Source records:
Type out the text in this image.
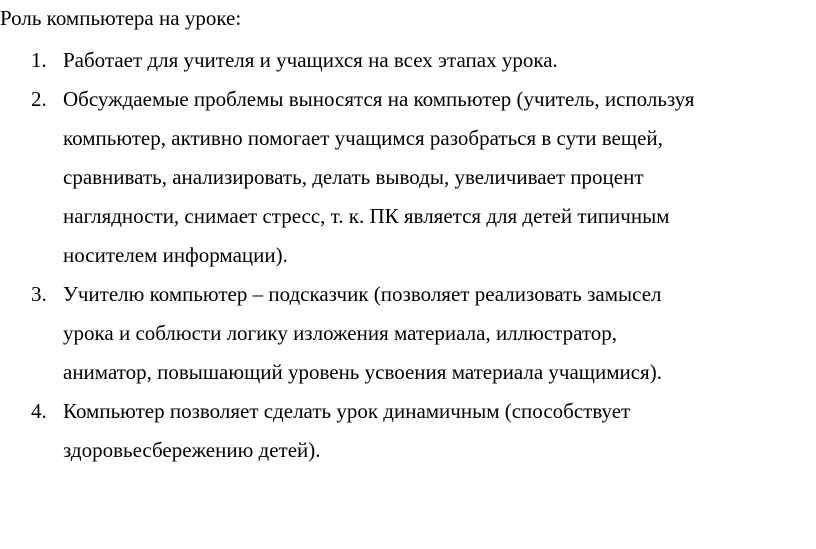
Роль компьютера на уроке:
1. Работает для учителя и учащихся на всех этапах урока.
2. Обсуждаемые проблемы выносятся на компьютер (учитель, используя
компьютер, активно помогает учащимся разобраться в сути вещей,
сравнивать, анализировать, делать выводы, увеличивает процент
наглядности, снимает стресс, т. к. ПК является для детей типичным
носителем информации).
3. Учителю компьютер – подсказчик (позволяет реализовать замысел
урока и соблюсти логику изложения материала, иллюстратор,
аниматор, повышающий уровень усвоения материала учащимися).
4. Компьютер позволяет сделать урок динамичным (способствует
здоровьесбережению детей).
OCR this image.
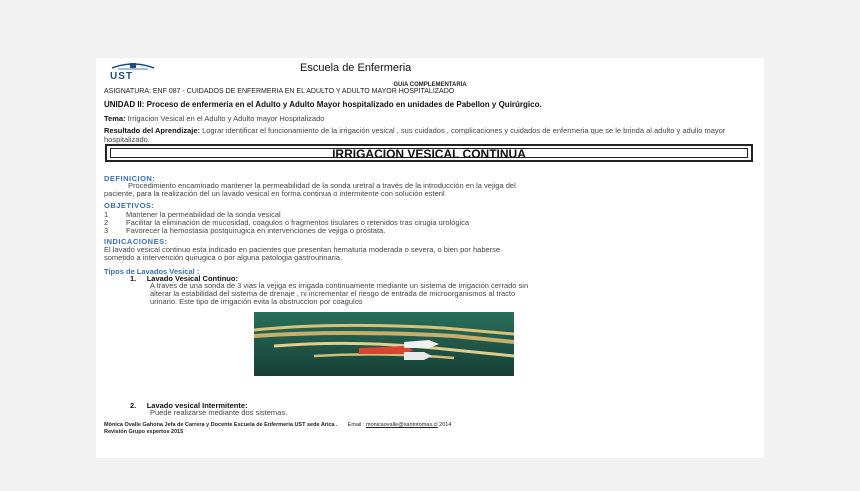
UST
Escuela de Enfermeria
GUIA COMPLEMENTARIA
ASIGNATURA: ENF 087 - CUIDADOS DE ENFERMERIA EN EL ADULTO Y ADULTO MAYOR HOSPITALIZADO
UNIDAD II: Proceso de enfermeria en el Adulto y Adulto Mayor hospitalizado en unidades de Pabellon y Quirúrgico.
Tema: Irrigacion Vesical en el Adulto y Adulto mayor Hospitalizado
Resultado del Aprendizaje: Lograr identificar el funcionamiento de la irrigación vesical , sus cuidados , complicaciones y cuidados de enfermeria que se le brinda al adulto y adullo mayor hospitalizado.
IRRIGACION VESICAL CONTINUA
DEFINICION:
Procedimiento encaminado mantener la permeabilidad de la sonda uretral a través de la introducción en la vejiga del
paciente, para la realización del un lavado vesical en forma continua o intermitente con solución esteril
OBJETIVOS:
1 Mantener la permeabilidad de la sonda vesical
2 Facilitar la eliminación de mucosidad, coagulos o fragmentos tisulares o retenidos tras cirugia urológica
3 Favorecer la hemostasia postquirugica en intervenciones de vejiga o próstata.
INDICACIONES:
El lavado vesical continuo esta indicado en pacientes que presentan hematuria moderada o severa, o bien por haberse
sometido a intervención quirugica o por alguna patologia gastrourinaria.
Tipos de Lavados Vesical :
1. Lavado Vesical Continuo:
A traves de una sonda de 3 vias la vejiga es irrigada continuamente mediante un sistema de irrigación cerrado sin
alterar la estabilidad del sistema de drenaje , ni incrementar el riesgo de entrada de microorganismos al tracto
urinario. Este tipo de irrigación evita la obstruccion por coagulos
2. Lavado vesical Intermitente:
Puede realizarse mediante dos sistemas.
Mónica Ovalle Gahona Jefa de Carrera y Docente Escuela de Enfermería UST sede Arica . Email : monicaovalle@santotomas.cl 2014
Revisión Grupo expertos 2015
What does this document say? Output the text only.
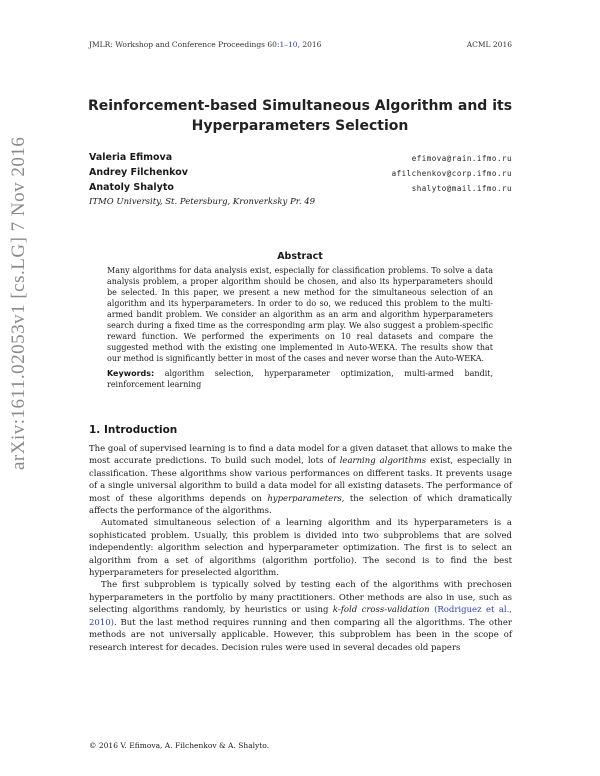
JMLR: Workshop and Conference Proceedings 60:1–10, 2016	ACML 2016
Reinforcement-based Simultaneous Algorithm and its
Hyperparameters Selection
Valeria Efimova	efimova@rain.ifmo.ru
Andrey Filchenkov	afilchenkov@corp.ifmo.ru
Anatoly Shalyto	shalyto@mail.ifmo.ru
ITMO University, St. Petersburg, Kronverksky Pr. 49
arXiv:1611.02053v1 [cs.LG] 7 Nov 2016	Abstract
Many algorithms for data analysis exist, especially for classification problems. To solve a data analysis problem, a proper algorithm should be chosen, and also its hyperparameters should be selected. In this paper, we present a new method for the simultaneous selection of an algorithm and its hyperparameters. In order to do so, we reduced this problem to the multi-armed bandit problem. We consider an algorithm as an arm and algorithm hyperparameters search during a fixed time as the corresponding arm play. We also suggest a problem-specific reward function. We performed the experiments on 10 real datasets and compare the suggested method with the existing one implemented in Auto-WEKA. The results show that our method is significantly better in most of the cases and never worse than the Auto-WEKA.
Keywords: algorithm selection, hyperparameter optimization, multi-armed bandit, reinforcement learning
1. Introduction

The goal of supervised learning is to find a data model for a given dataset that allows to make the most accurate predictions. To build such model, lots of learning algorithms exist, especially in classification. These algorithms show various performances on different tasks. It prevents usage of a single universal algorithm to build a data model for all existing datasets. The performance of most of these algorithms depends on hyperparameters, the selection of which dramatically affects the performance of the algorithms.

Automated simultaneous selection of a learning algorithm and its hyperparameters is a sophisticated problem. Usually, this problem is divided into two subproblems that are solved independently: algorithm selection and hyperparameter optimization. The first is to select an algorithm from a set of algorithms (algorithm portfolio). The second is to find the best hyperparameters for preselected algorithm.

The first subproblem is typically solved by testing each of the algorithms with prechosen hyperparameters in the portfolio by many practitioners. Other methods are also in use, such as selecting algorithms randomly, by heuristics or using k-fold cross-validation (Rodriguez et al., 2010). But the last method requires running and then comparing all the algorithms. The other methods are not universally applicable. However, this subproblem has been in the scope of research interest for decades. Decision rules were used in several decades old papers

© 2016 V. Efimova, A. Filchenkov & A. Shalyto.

Exercise brief: Keep the pictures out and write out the records exactly.

Exercise response:
Type out the text in this image.
Роль компьютера на уроке:
1. Работает для учителя и учащихся на всех этапах урока.
2. Обсуждаемые проблемы выносятся на компьютер (учитель, используя
компьютер, активно помогает учащимся разобраться в сути вещей,
сравнивать, анализировать, делать выводы, увеличивает процент
наглядности, снимает стресс, т. к. ПК является для детей типичным
носителем информации).
3. Учителю компьютер – подсказчик (позволяет реализовать замысел
урока и соблюсти логику изложения материала, иллюстратор,
аниматор, повышающий уровень усвоения материала учащимися).
4. Компьютер позволяет сделать урок динамичным (способствует
здоровьесбережению детей).
OCR this image.
UST
Escuela de Enfermeria
GUIA COMPLEMENTARIA
ASIGNATURA: ENF 087 - CUIDADOS DE ENFERMERIA EN EL ADULTO Y ADULTO MAYOR HOSPITALIZADO
UNIDAD II: Proceso de enfermeria en el Adulto y Adulto Mayor hospitalizado en unidades de Pabellon y Quirúrgico.
Tema: Irrigacion Vesical en el Adulto y Adulto mayor Hospitalizado
Resultado del Aprendizaje: Lograr identificar el funcionamiento de la irrigación vesical , sus cuidados , complicaciones y cuidados de enfermeria que se le brinda al adulto y adullo mayor hospitalizado.
IRRIGACION VESICAL CONTINUA
DEFINICION:
Procedimiento encaminado mantener la permeabilidad de la sonda uretral a través de la introducción en la vejiga del
paciente, para la realización del un lavado vesical en forma continua o intermitente con solución esteril
OBJETIVOS:
1 Mantener la permeabilidad de la sonda vesical
2 Facilitar la eliminación de mucosidad, coagulos o fragmentos tisulares o retenidos tras cirugia urológica
3 Favorecer la hemostasia postquirugica en intervenciones de vejiga o próstata.
INDICACIONES:
El lavado vesical continuo esta indicado en pacientes que presentan hematuria moderada o severa, o bien por haberse
sometido a intervención quirugica o por alguna patologia gastrourinaria.
Tipos de Lavados Vesical :
1. Lavado Vesical Continuo:
A traves de una sonda de 3 vias la vejiga es irrigada continuamente mediante un sistema de irrigación cerrado sin
alterar la estabilidad del sistema de drenaje , ni incrementar el riesgo de entrada de microorganismos al tracto
urinario. Este tipo de irrigación evita la obstruccion por coagulos
2. Lavado vesical Intermitente:
Puede realizarse mediante dos sistemas.
Mónica Ovalle Gahona Jefa de Carrera y Docente Escuela de Enfermería UST sede Arica . Email : monicaovalle@santotomas.cl 2014
Revisión Grupo expertos 2015
What does this document say? Output the text only.
JMLR: Workshop and Conference Proceedings 60:1–10, 2016	ACML 2016
Reinforcement-based Simultaneous Algorithm and its
Hyperparameters Selection
Valeria Efimova	efimova@rain.ifmo.ru
Andrey Filchenkov	afilchenkov@corp.ifmo.ru
Anatoly Shalyto	shalyto@mail.ifmo.ru
ITMO University, St. Petersburg, Kronverksky Pr. 49
arXiv:1611.02053v1 [cs.LG] 7 Nov 2016	Abstract
Many algorithms for data analysis exist, especially for classification problems. To solve a data analysis problem, a proper algorithm should be chosen, and also its hyperparameters should be selected. In this paper, we present a new method for the simultaneous selection of an algorithm and its hyperparameters. In order to do so, we reduced this problem to the multi-armed bandit problem. We consider an algorithm as an arm and algorithm hyperparameters search during a fixed time as the corresponding arm play. We also suggest a problem-specific reward function. We performed the experiments on 10 real datasets and compare the suggested method with the existing one implemented in Auto-WEKA. The results show that our method is significantly better in most of the cases and never worse than the Auto-WEKA.
Keywords: algorithm selection, hyperparameter optimization, multi-armed bandit, reinforcement learning
1. Introduction

The goal of supervised learning is to find a data model for a given dataset that allows to make the most accurate predictions. To build such model, lots of learning algorithms exist, especially in classification. These algorithms show various performances on different tasks. It prevents usage of a single universal algorithm to build a data model for all existing datasets. The performance of most of these algorithms depends on hyperparameters, the selection of which dramatically affects the performance of the algorithms.

Automated simultaneous selection of a learning algorithm and its hyperparameters is a sophisticated problem. Usually, this problem is divided into two subproblems that are solved independently: algorithm selection and hyperparameter optimization. The first is to select an algorithm from a set of algorithms (algorithm portfolio). The second is to find the best hyperparameters for preselected algorithm.

The first subproblem is typically solved by testing each of the algorithms with prechosen hyperparameters in the portfolio by many practitioners. Other methods are also in use, such as selecting algorithms randomly, by heuristics or using k-fold cross-validation (Rodriguez et al., 2010). But the last method requires running and then comparing all the algorithms. The other methods are not universally applicable. However, this subproblem has been in the scope of research interest for decades. Decision rules were used in several decades old papers

© 2016 V. Efimova, A. Filchenkov & A. Shalyto.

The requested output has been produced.